> Written request
Using the material below, copy every line where "إليه" appears.

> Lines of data
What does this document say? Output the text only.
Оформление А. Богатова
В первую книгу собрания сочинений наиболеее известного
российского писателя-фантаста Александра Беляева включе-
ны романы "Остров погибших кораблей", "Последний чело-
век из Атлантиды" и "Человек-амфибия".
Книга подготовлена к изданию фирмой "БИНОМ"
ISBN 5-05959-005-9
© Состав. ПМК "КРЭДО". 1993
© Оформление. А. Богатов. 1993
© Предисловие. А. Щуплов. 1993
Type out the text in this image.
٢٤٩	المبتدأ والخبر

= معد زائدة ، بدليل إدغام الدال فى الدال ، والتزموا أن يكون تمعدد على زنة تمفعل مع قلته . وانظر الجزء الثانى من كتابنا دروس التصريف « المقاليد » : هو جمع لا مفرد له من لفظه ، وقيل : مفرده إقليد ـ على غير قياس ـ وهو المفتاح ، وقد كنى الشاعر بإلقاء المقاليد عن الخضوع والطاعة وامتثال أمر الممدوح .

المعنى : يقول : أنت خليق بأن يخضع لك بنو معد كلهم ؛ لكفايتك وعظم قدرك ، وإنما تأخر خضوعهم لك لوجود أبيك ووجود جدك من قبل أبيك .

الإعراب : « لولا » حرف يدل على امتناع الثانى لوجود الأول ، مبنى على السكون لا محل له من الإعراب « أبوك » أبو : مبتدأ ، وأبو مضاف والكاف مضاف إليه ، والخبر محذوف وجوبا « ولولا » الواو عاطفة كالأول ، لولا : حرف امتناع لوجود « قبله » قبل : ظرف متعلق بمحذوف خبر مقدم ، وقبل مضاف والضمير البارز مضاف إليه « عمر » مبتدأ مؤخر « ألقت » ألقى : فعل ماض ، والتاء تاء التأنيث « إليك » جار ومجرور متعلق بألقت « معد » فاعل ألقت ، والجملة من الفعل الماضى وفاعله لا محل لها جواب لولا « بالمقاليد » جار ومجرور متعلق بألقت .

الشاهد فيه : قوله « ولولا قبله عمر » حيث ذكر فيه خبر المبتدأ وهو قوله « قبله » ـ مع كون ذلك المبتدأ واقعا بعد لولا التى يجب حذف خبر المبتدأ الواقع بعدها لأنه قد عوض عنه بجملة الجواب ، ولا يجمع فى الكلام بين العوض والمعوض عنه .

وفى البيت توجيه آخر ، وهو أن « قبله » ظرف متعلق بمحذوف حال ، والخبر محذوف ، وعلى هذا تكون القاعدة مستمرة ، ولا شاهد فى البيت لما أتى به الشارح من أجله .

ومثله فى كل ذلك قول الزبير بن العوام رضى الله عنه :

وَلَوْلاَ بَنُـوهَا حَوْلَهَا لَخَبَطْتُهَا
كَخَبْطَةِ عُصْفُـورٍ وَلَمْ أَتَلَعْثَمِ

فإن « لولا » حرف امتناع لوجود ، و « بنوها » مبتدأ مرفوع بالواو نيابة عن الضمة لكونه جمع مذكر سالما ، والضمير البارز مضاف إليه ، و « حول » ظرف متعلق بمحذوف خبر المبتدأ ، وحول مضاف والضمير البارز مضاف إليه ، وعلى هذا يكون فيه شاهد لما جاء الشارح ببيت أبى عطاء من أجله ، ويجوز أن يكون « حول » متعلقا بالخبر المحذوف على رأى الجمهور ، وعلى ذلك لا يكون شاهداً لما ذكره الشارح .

> Solution to this problem
الإعراب : « لولا » حرف يدل على امتناع الثانى لوجود الأول ، مبنى على السكون لا محل له من الإعراب « أبوك » أبو : مبتدأ ، وأبو مضاف والكاف مضاف إليه ، والخبر محذوف وجوبا « ولولا » الواو عاطفة كالأول ، لولا : حرف امتناع لوجود « قبله » قبل : ظرف متعلق بمحذوف خبر مقدم ، وقبل مضاف والضمير البارز مضاف إليه « عمر » مبتدأ مؤخر « ألقت » ألقى : فعل ماض ، والتاء تاء التأنيث « إليك » جار ومجرور متعلق بألقت « معد » فاعل ألقت ، والجملة من الفعل الماضى وفاعله لا محل لها جواب لولا « بالمقاليد » جار ومجرور متعلق بألقت .
فإن « لولا » حرف امتناع لوجود ، و « بنوها » مبتدأ مرفوع بالواو نيابة عن الضمة لكونه جمع مذكر سالما ، والضمير البارز مضاف إليه ، و « حول » ظرف متعلق بمحذوف خبر المبتدأ ، وحول مضاف والضمير البارز مضاف إليه ، وعلى هذا يكون فيه شاهد لما جاء الشارح ببيت أبى عطاء من أجله ، ويجوز أن يكون « حول » متعلقا بالخبر المحذوف على رأى الجمهور ، وعلى ذلك لا يكون شاهداً لما ذكره الشارح .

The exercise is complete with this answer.